Data extracted from a collection
————————
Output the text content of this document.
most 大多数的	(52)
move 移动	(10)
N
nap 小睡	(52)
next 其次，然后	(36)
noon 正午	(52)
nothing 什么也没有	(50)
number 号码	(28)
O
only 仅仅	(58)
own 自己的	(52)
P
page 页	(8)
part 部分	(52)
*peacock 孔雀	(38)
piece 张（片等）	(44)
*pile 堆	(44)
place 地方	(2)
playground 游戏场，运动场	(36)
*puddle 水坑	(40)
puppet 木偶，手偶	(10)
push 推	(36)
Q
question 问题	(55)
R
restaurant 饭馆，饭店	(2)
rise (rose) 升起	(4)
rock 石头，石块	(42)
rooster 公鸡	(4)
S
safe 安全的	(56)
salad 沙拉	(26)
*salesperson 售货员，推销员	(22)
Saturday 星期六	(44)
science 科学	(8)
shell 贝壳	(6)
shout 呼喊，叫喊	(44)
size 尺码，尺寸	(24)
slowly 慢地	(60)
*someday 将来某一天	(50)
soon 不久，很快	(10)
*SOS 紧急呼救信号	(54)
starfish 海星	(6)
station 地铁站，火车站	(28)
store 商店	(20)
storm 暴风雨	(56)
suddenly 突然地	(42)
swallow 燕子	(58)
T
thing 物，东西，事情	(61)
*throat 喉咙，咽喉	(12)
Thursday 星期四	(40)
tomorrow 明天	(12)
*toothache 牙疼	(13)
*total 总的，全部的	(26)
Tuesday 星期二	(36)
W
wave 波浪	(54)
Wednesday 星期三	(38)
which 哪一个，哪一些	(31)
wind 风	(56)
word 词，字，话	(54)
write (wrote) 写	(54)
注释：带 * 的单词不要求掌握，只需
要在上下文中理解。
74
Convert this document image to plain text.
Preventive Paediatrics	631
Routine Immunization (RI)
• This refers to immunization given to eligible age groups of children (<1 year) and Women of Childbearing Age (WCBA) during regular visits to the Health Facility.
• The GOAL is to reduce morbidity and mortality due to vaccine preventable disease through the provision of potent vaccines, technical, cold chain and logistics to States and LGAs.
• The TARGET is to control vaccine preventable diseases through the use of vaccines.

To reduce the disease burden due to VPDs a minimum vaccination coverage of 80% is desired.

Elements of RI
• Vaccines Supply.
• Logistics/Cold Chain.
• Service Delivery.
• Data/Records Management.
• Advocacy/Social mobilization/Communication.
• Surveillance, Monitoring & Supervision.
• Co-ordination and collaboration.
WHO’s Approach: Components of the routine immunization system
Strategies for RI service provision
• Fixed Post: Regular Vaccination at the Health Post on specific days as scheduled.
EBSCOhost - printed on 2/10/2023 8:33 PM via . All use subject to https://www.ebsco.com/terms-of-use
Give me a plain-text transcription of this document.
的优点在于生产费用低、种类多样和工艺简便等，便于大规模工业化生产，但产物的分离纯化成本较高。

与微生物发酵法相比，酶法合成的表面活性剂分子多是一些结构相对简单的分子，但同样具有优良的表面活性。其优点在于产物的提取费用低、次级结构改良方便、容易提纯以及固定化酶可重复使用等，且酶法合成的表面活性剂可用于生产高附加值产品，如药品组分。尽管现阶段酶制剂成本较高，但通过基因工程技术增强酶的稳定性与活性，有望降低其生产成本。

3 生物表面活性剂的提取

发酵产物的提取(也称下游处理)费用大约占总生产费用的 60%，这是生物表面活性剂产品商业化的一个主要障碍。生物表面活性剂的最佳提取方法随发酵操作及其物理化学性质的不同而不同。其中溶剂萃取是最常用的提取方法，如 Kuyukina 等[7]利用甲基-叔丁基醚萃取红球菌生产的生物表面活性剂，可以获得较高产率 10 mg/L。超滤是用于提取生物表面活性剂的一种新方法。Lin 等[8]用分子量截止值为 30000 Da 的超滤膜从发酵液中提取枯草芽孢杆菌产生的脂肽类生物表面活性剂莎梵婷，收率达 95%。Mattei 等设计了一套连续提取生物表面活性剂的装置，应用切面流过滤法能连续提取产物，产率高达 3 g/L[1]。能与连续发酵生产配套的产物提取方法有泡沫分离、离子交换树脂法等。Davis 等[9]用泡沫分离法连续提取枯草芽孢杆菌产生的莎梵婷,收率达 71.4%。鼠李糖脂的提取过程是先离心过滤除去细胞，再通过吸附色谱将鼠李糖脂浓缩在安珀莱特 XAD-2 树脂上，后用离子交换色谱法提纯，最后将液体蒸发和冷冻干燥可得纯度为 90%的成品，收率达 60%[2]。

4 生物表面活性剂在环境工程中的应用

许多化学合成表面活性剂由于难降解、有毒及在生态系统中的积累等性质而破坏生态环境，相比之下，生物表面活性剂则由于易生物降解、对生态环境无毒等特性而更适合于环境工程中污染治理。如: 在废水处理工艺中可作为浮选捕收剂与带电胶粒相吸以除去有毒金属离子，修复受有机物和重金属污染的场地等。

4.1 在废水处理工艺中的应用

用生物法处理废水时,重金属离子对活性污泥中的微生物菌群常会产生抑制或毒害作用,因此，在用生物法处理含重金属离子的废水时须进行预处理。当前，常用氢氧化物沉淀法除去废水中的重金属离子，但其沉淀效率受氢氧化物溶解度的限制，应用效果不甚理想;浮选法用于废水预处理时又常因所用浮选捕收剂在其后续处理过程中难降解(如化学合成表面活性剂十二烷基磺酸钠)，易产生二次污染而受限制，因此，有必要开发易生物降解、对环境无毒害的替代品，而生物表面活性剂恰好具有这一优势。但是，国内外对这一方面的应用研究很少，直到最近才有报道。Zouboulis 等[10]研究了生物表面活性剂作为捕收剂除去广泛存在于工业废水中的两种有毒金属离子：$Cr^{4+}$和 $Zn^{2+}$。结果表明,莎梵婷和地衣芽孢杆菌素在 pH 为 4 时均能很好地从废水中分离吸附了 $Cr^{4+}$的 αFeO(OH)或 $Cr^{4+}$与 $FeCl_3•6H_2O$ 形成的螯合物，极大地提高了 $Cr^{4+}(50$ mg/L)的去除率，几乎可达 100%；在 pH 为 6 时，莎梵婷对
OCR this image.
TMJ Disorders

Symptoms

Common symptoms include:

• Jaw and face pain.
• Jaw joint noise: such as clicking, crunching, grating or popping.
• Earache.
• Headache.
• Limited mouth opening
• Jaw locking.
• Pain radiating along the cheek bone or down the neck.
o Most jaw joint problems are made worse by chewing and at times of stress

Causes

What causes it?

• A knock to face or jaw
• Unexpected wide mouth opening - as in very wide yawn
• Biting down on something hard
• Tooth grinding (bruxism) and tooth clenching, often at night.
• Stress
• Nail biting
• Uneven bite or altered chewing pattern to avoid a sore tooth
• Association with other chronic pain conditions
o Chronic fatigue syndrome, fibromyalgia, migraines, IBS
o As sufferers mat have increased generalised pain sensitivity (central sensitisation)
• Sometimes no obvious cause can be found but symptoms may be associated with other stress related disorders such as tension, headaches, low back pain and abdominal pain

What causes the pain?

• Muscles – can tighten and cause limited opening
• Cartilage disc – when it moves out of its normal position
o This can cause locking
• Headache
————————
Extract all lines containing the word "with".

- _WRITTEN SOLUTION_:
• Association with other chronic pain conditions
• Sometimes no obvious cause can be found but symptoms may be associated with other stress related disorders such as tension, headaches, low back pain and abdominal pain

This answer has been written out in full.